-------- Listed entries --------
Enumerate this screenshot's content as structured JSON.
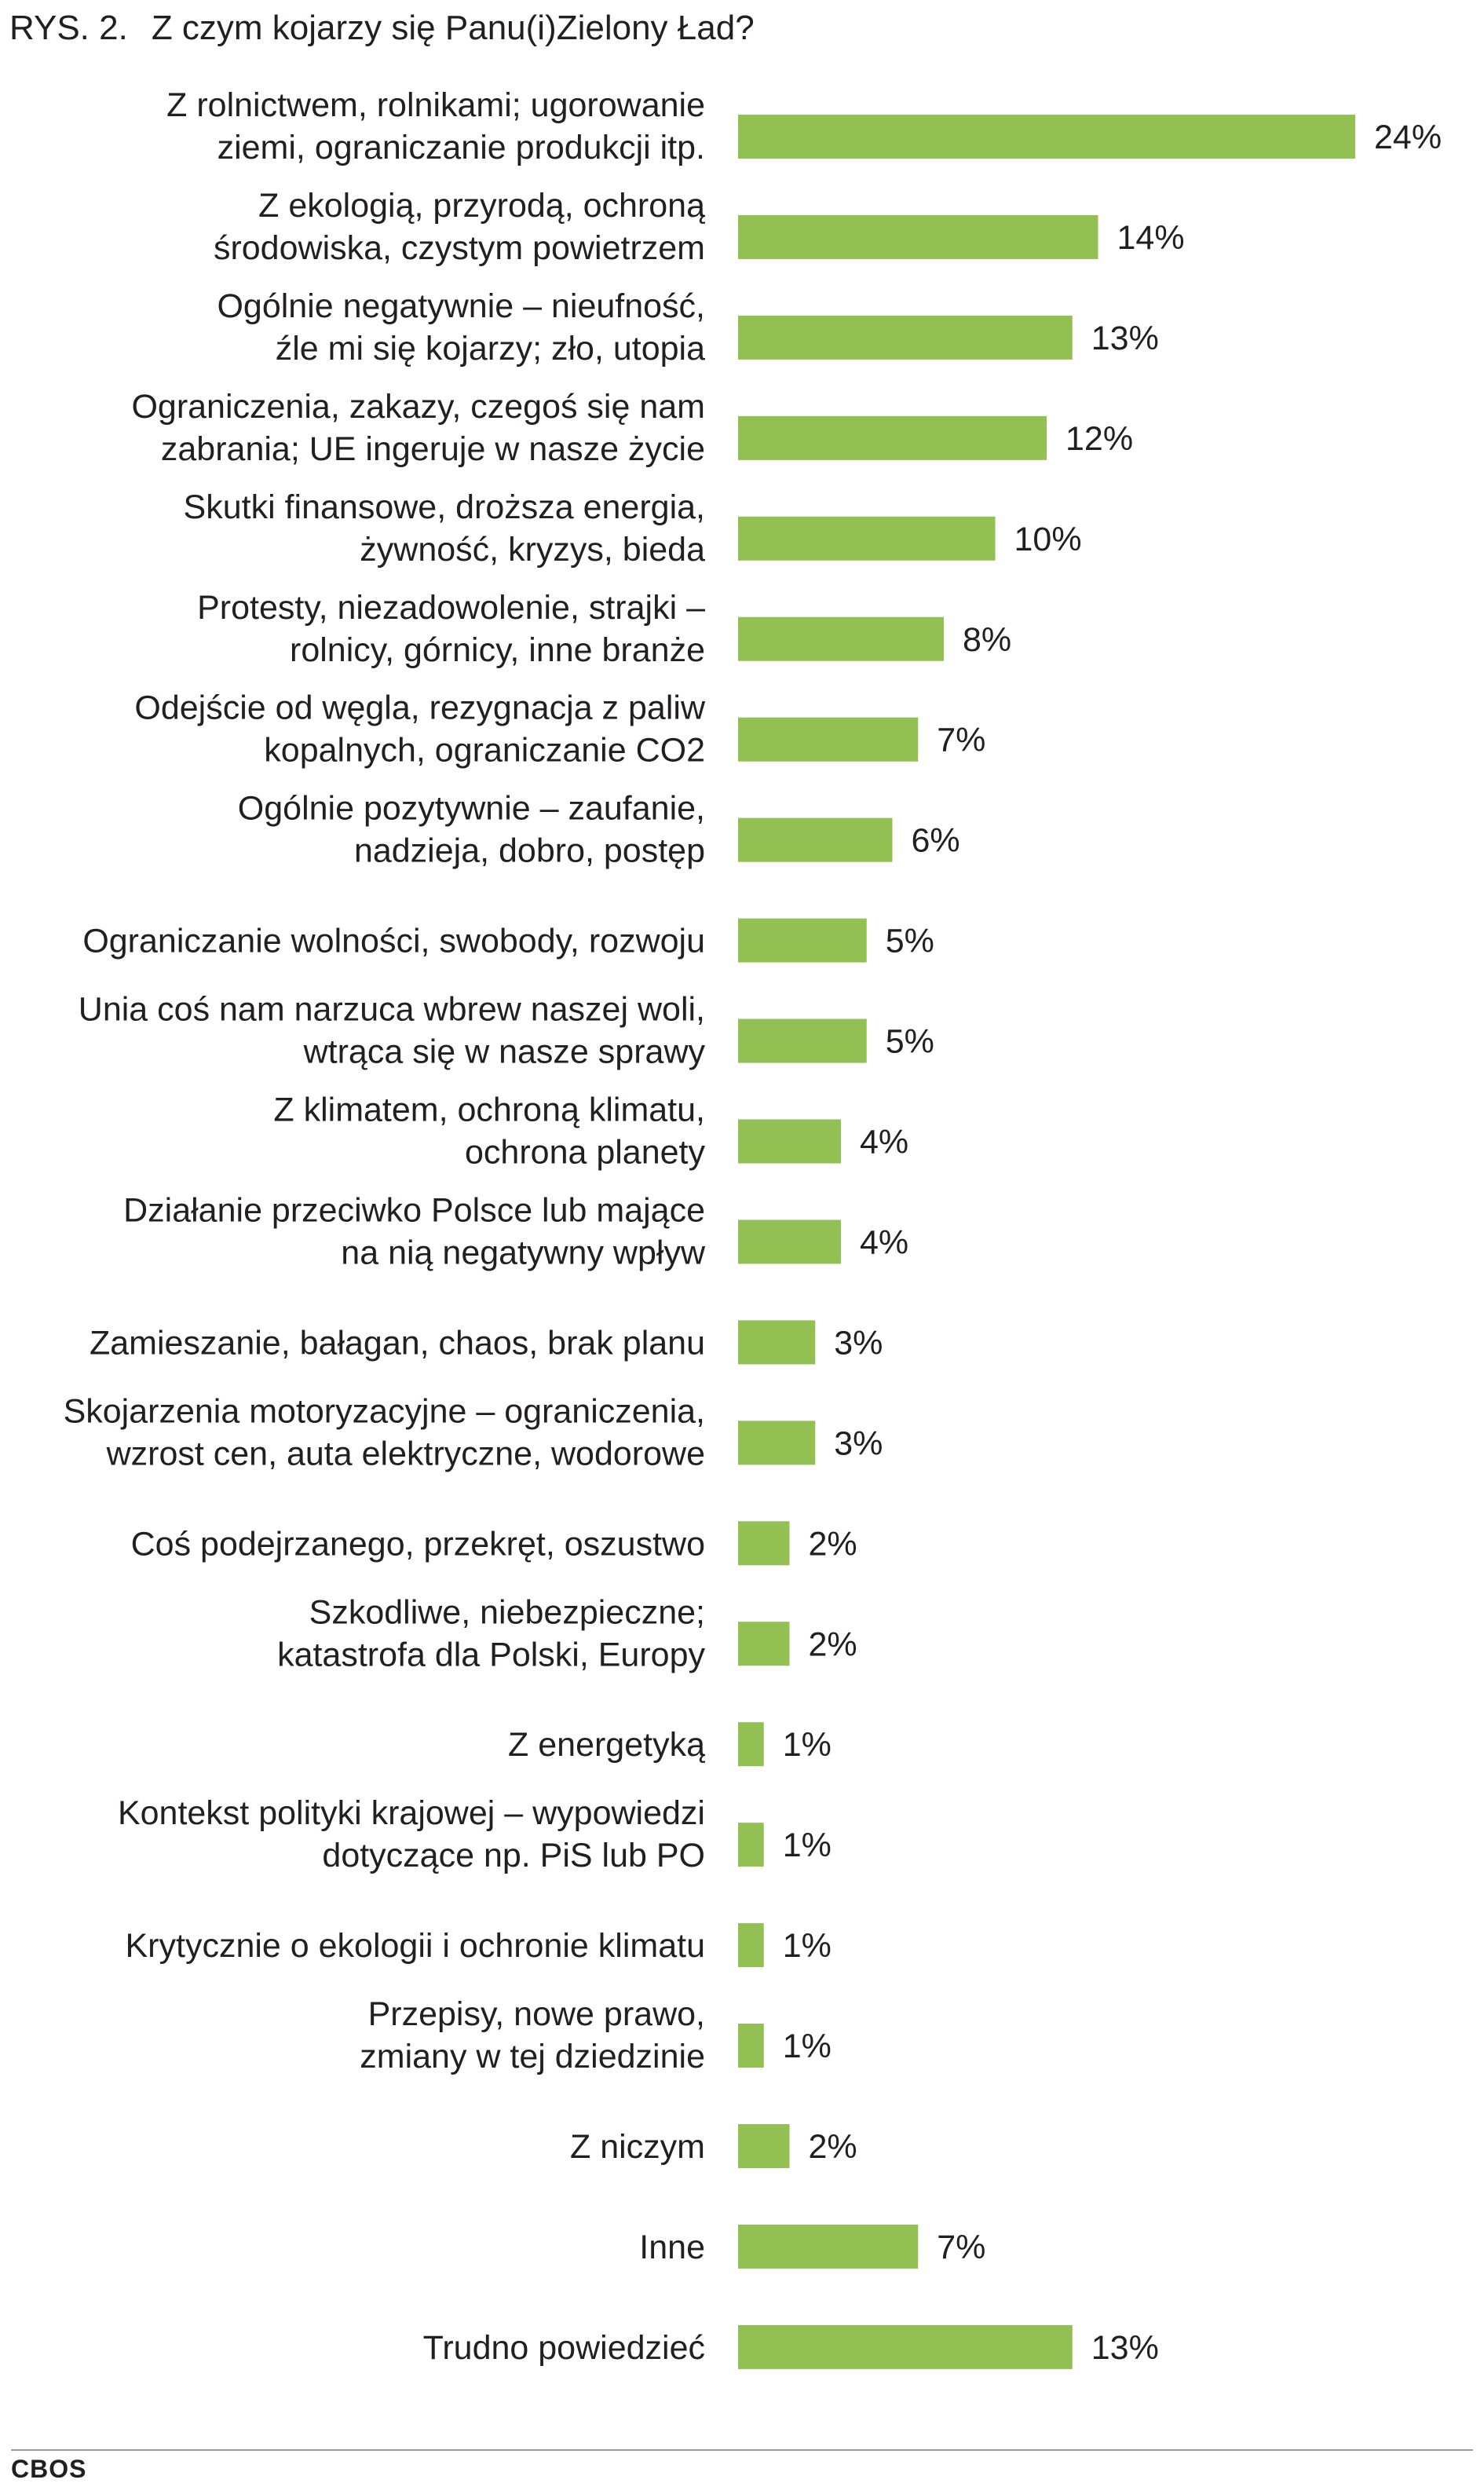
{
  "figure": {
    "number": "RYS. 2.",
    "title": "Z czym kojarzy się Panu(i)Zielony Ład?"
  },
  "source": "CBOS",
  "colors": {
    "bar": "#92c052",
    "text": "#231f20",
    "rule": "#9a9a9a"
  },
  "chart_data": {
    "type": "bar",
    "orientation": "horizontal",
    "title": "Z czym kojarzy się Panu(i)Zielony Ład?",
    "unit": "%",
    "xlim": [
      0,
      24
    ],
    "grid": false,
    "legend": "none",
    "categories": [
      [
        "Z rolnictwem, rolnikami; ugorowanie",
        "ziemi, ograniczanie produkcji itp."
      ],
      [
        "Z ekologią, przyrodą, ochroną",
        "środowiska, czystym powietrzem"
      ],
      [
        "Ogólnie negatywnie – nieufność,",
        "źle mi się kojarzy; zło, utopia"
      ],
      [
        "Ograniczenia, zakazy, czegoś się nam",
        "zabrania; UE ingeruje w nasze  życie"
      ],
      [
        "Skutki finansowe, droższa energia,",
        "żywność, kryzys, bieda"
      ],
      [
        "Protesty, niezadowolenie, strajki –",
        "rolnicy, górnicy, inne branże"
      ],
      [
        "Odejście od węgla, rezygnacja z paliw",
        "kopalnych, ograniczanie CO2"
      ],
      [
        "Ogólnie pozytywnie – zaufanie,",
        "nadzieja, dobro, postęp"
      ],
      [
        "Ograniczanie wolności, swobody,  rozwoju"
      ],
      [
        "Unia coś nam narzuca wbrew naszej woli,",
        "wtrąca się w nasze sprawy"
      ],
      [
        "Z klimatem, ochroną klimatu,",
        "ochrona planety"
      ],
      [
        "Działanie przeciwko Polsce lub mające",
        "na nią negatywny wpływ"
      ],
      [
        "Zamieszanie, bałagan, chaos, brak planu"
      ],
      [
        "Skojarzenia motoryzacyjne – ograniczenia,",
        "wzrost cen, auta elektryczne, wodorowe"
      ],
      [
        "Coś podejrzanego, przekręt, oszustwo"
      ],
      [
        "Szkodliwe, niebezpieczne;",
        "katastrofa dla Polski, Europy"
      ],
      [
        "Z energetyką"
      ],
      [
        "Kontekst polityki krajowej – wypowiedzi",
        "dotyczące np. PiS lub PO"
      ],
      [
        "Krytycznie o ekologii i ochronie klimatu"
      ],
      [
        "Przepisy, nowe prawo,",
        "zmiany w tej dziedzinie"
      ],
      [
        "Z niczym"
      ],
      [
        "Inne"
      ],
      [
        "Trudno powiedzieć"
      ]
    ],
    "values": [
      24,
      14,
      13,
      12,
      10,
      8,
      7,
      6,
      5,
      5,
      4,
      4,
      3,
      3,
      2,
      2,
      1,
      1,
      1,
      1,
      2,
      7,
      13
    ],
    "value_labels": [
      "24%",
      "14%",
      "13%",
      "12%",
      "10%",
      "8%",
      "7%",
      "6%",
      "5%",
      "5%",
      "4%",
      "4%",
      "3%",
      "3%",
      "2%",
      "2%",
      "1%",
      "1%",
      "1%",
      "1%",
      "2%",
      "7%",
      "13%"
    ]
  }
}
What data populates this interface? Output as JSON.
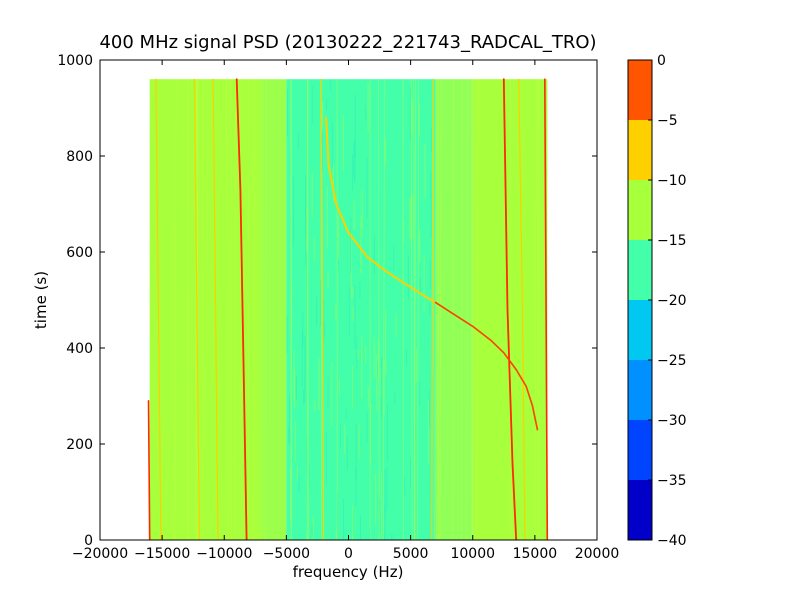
--------
# What this task involves:
Retype all of the entries exactly as written, leaving out any images.

# Reply:
Enumerate this screenshot's content as structured JSON.
{
  "figure": {
    "number": "RYS. 2.",
    "title": "Z czym kojarzy się Panu(i)Zielony Ład?"
  },
  "source": "CBOS",
  "colors": {
    "bar": "#92c052",
    "text": "#231f20",
    "rule": "#9a9a9a"
  },
  "chart_data": {
    "type": "bar",
    "orientation": "horizontal",
    "title": "Z czym kojarzy się Panu(i)Zielony Ład?",
    "unit": "%",
    "xlim": [
      0,
      24
    ],
    "grid": false,
    "legend": "none",
    "categories": [
      [
        "Z rolnictwem, rolnikami; ugorowanie",
        "ziemi, ograniczanie produkcji itp."
      ],
      [
        "Z ekologią, przyrodą, ochroną",
        "środowiska, czystym powietrzem"
      ],
      [
        "Ogólnie negatywnie – nieufność,",
        "źle mi się kojarzy; zło, utopia"
      ],
      [
        "Ograniczenia, zakazy, czegoś się nam",
        "zabrania; UE ingeruje w nasze  życie"
      ],
      [
        "Skutki finansowe, droższa energia,",
        "żywność, kryzys, bieda"
      ],
      [
        "Protesty, niezadowolenie, strajki –",
        "rolnicy, górnicy, inne branże"
      ],
      [
        "Odejście od węgla, rezygnacja z paliw",
        "kopalnych, ograniczanie CO2"
      ],
      [
        "Ogólnie pozytywnie – zaufanie,",
        "nadzieja, dobro, postęp"
      ],
      [
        "Ograniczanie wolności, swobody,  rozwoju"
      ],
      [
        "Unia coś nam narzuca wbrew naszej woli,",
        "wtrąca się w nasze sprawy"
      ],
      [
        "Z klimatem, ochroną klimatu,",
        "ochrona planety"
      ],
      [
        "Działanie przeciwko Polsce lub mające",
        "na nią negatywny wpływ"
      ],
      [
        "Zamieszanie, bałagan, chaos, brak planu"
      ],
      [
        "Skojarzenia motoryzacyjne – ograniczenia,",
        "wzrost cen, auta elektryczne, wodorowe"
      ],
      [
        "Coś podejrzanego, przekręt, oszustwo"
      ],
      [
        "Szkodliwe, niebezpieczne;",
        "katastrofa dla Polski, Europy"
      ],
      [
        "Z energetyką"
      ],
      [
        "Kontekst polityki krajowej – wypowiedzi",
        "dotyczące np. PiS lub PO"
      ],
      [
        "Krytycznie o ekologii i ochronie klimatu"
      ],
      [
        "Przepisy, nowe prawo,",
        "zmiany w tej dziedzinie"
      ],
      [
        "Z niczym"
      ],
      [
        "Inne"
      ],
      [
        "Trudno powiedzieć"
      ]
    ],
    "values": [
      24,
      14,
      13,
      12,
      10,
      8,
      7,
      6,
      5,
      5,
      4,
      4,
      3,
      3,
      2,
      2,
      1,
      1,
      1,
      1,
      2,
      7,
      13
    ],
    "value_labels": [
      "24%",
      "14%",
      "13%",
      "12%",
      "10%",
      "8%",
      "7%",
      "6%",
      "5%",
      "5%",
      "4%",
      "4%",
      "3%",
      "3%",
      "2%",
      "2%",
      "1%",
      "1%",
      "1%",
      "1%",
      "2%",
      "7%",
      "13%"
    ]
  }
}
What data populates this interface? Output as JSON.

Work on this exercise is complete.